[Records from a data collection]
** start **

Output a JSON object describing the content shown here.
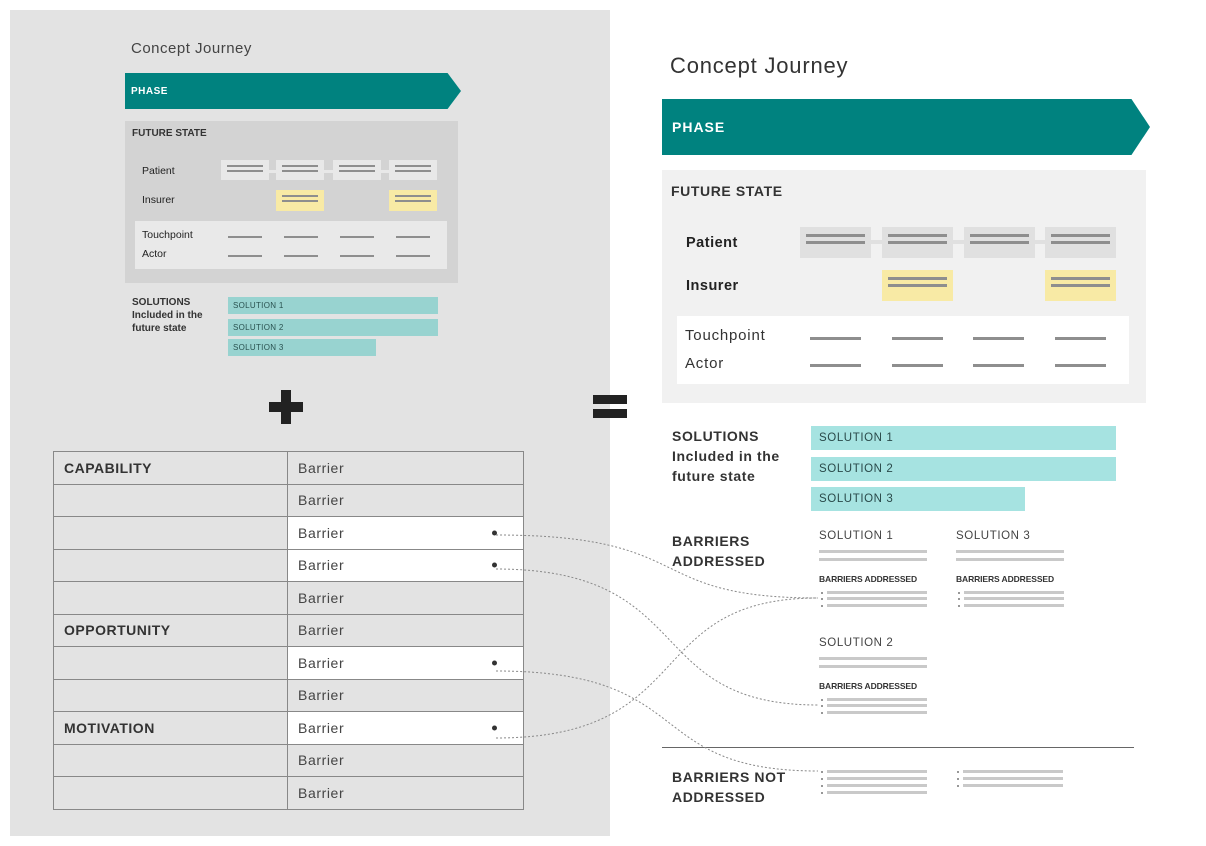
{
  "small_journey": {
    "title": "Concept Journey",
    "phase": "PHASE",
    "future_state": "FUTURE STATE",
    "rows": [
      "Patient",
      "Insurer"
    ],
    "sub_rows": [
      "Touchpoint",
      "Actor"
    ],
    "solutions_heading": "SOLUTIONS\nIncluded in the\nfuture state",
    "solutions": [
      "SOLUTION 1",
      "SOLUTION 2",
      "SOLUTION 3"
    ]
  },
  "operators": {
    "plus": "+",
    "equals": "="
  },
  "com_table": {
    "rows": [
      {
        "category": "CAPABILITY",
        "barrier": "Barrier",
        "highlight": false
      },
      {
        "category": "",
        "barrier": "Barrier",
        "highlight": false
      },
      {
        "category": "",
        "barrier": "Barrier",
        "highlight": true
      },
      {
        "category": "",
        "barrier": "Barrier",
        "highlight": true
      },
      {
        "category": "",
        "barrier": "Barrier",
        "highlight": false
      },
      {
        "category": "OPPORTUNITY",
        "barrier": "Barrier",
        "highlight": false
      },
      {
        "category": "",
        "barrier": "Barrier",
        "highlight": true
      },
      {
        "category": "",
        "barrier": "Barrier",
        "highlight": false
      },
      {
        "category": "MOTIVATION",
        "barrier": "Barrier",
        "highlight": true
      },
      {
        "category": "",
        "barrier": "Barrier",
        "highlight": false
      },
      {
        "category": "",
        "barrier": "Barrier",
        "highlight": false
      }
    ]
  },
  "big_journey": {
    "title": "Concept Journey",
    "phase": "PHASE",
    "future_state": "FUTURE STATE",
    "rows": [
      "Patient",
      "Insurer"
    ],
    "sub_rows": [
      "Touchpoint",
      "Actor"
    ],
    "solutions_heading": "SOLUTIONS\nIncluded in the\nfuture state",
    "solutions": [
      "SOLUTION 1",
      "SOLUTION 2",
      "SOLUTION 3"
    ],
    "barriers_addressed_heading": "BARRIERS\nADDRESSED",
    "solution_cards": [
      {
        "title": "SOLUTION 1",
        "label": "BARRIERS ADDRESSED"
      },
      {
        "title": "SOLUTION 3",
        "label": "BARRIERS ADDRESSED"
      },
      {
        "title": "SOLUTION 2",
        "label": "BARRIERS ADDRESSED"
      }
    ],
    "barriers_not_addressed_heading": "BARRIERS NOT\nADDRESSED"
  },
  "colors": {
    "teal": "#00827f",
    "solution_bar": "#a6e3e1",
    "highlight_yellow": "#f8eaa5",
    "left_background": "#e3e3e3"
  }
}
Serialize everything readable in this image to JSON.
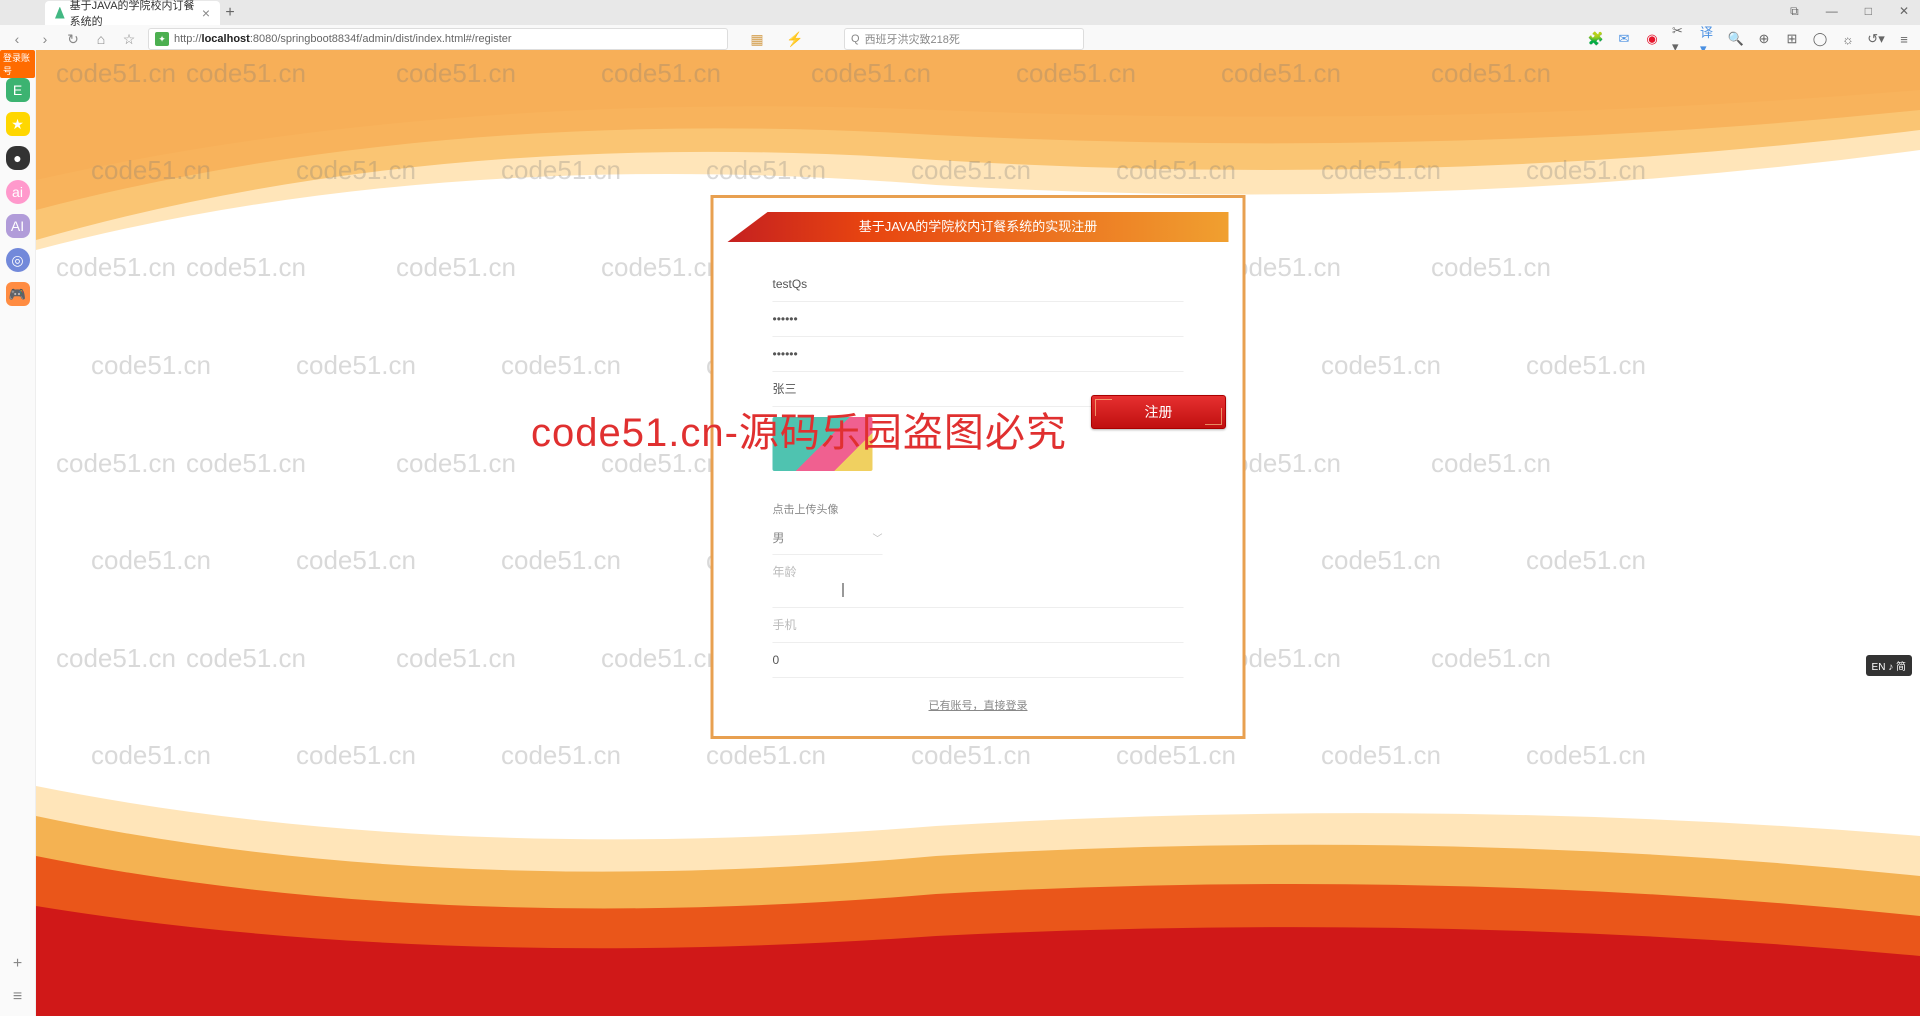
{
  "browser": {
    "tab_title": "基于JAVA的学院校内订餐系统的",
    "url_prefix": "http://",
    "url_host": "localhost",
    "url_port_path": ":8080/springboot8834f/admin/dist/index.html#/register",
    "search_placeholder": "西班牙洪灾致218死"
  },
  "window_controls": {
    "min": "—",
    "max": "□",
    "close": "✕",
    "restore": "⧉"
  },
  "sidebar": {
    "badge": "登录账号"
  },
  "register": {
    "title": "基于JAVA的学院校内订餐系统的实现注册",
    "username_value": "testQs",
    "password_value": "••••••",
    "confirm_value": "••••••",
    "realname_value": "张三",
    "avatar_label": "点击上传头像",
    "gender_value": "男",
    "age_placeholder": "年龄",
    "phone_placeholder": "手机",
    "balance_value": "0",
    "login_link": "已有账号，直接登录",
    "submit_label": "注册"
  },
  "watermark_text": "code51.cn",
  "big_watermark": "code51.cn-源码乐园盗图必究",
  "ime": "EN ♪ 简"
}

** end **

[Problem requirements] Collect every line with the string "nADDRESSED" from the records, and copy each.

[Output for this task]
    "barriers_addressed_heading": "BARRIERS\nADDRESSED",
    "barriers_not_addressed_heading": "BARRIERS NOT\nADDRESSED"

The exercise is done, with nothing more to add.